→ Problem details: Gather all lines from the material that contain the word "index".

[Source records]
--------------------------------

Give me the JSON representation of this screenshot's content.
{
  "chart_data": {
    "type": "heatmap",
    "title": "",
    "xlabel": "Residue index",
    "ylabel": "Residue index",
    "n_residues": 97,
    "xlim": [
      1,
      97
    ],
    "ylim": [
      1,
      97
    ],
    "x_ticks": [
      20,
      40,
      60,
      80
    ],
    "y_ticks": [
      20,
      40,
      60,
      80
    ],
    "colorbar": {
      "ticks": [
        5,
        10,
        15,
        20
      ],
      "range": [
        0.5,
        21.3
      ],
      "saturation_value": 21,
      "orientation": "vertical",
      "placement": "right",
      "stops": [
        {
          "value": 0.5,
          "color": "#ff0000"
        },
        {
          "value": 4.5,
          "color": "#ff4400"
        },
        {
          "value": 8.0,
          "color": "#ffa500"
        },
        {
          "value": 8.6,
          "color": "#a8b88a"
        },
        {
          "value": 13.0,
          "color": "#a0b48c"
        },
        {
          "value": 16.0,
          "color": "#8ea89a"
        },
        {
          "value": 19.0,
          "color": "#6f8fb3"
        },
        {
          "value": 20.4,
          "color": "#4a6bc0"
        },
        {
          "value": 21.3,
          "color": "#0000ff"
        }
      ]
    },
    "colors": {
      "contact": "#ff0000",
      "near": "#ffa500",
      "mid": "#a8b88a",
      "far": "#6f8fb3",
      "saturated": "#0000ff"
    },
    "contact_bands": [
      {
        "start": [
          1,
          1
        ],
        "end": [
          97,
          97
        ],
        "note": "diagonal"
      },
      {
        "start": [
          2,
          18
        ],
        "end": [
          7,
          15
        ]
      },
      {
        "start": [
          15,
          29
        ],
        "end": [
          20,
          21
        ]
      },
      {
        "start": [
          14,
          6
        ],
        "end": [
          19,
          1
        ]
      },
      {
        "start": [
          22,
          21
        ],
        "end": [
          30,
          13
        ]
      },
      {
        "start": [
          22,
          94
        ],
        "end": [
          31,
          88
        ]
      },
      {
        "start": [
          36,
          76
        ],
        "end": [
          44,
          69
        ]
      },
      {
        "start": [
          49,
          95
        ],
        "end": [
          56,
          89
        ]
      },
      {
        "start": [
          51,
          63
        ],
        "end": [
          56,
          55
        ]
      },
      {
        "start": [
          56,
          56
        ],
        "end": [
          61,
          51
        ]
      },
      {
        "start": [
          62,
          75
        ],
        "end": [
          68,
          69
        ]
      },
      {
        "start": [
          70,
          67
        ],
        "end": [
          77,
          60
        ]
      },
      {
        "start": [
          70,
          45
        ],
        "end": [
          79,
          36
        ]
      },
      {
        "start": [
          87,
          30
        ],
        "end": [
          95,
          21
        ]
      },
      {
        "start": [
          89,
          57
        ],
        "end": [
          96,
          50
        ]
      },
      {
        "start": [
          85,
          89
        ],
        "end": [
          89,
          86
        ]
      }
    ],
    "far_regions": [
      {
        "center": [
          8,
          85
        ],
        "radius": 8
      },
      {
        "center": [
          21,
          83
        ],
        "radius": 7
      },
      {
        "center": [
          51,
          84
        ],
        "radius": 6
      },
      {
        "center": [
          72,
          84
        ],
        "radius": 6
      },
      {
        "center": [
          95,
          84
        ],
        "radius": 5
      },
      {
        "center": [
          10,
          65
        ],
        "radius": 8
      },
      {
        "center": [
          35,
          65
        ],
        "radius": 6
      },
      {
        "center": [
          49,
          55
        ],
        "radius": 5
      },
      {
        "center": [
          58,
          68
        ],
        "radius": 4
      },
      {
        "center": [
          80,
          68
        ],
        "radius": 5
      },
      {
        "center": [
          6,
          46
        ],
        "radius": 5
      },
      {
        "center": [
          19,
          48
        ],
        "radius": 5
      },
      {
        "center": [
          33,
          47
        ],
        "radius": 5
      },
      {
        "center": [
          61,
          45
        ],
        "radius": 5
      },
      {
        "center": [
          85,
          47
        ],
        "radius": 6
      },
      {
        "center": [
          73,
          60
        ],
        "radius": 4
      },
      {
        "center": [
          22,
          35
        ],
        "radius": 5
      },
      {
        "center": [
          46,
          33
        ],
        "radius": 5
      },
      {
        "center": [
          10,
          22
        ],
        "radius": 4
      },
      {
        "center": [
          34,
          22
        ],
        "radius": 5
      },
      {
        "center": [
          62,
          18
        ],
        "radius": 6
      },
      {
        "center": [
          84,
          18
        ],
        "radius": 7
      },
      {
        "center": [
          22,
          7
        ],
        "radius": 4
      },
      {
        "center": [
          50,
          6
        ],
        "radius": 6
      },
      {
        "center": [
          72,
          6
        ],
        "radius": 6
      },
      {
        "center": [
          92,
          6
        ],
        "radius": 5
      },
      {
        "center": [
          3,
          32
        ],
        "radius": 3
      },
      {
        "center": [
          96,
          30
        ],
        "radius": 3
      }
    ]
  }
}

--------------------------------

→ Finished task:
    "xlabel": "Residue index",
    "ylabel": "Residue index",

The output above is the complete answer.